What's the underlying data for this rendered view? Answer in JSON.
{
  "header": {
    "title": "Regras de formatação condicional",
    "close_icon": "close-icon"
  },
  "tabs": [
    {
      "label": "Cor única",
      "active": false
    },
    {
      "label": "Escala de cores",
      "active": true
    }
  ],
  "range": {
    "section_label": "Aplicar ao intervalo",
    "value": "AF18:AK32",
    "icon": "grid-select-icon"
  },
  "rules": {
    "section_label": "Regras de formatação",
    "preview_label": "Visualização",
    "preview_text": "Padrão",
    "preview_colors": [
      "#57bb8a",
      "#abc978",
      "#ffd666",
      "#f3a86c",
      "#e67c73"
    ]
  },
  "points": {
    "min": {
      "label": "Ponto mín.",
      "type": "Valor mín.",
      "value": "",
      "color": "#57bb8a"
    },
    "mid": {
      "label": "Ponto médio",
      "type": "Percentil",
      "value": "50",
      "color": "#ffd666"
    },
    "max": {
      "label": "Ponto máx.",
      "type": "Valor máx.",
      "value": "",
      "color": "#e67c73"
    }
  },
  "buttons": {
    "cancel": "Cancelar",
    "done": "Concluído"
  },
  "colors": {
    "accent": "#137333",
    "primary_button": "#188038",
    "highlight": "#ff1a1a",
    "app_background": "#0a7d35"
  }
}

...

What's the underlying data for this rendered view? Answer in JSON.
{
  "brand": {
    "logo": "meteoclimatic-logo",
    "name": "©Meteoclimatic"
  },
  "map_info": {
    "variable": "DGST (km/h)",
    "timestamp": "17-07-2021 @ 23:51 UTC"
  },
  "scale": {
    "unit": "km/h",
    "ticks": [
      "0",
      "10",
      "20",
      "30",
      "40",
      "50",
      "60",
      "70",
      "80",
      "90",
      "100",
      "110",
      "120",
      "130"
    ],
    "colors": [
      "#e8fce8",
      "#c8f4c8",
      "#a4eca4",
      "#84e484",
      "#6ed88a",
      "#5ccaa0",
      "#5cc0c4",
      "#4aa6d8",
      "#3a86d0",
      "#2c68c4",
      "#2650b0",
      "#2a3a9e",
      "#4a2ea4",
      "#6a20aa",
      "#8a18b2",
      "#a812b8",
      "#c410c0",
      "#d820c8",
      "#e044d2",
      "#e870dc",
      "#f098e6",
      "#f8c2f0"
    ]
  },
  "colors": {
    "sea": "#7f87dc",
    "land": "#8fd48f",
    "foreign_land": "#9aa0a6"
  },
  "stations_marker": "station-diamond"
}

• What the exercise asks:
Each line that contains the string "Ponto" counts once; report how many such lines the entries have, giving only the number.

• Result of the task:
3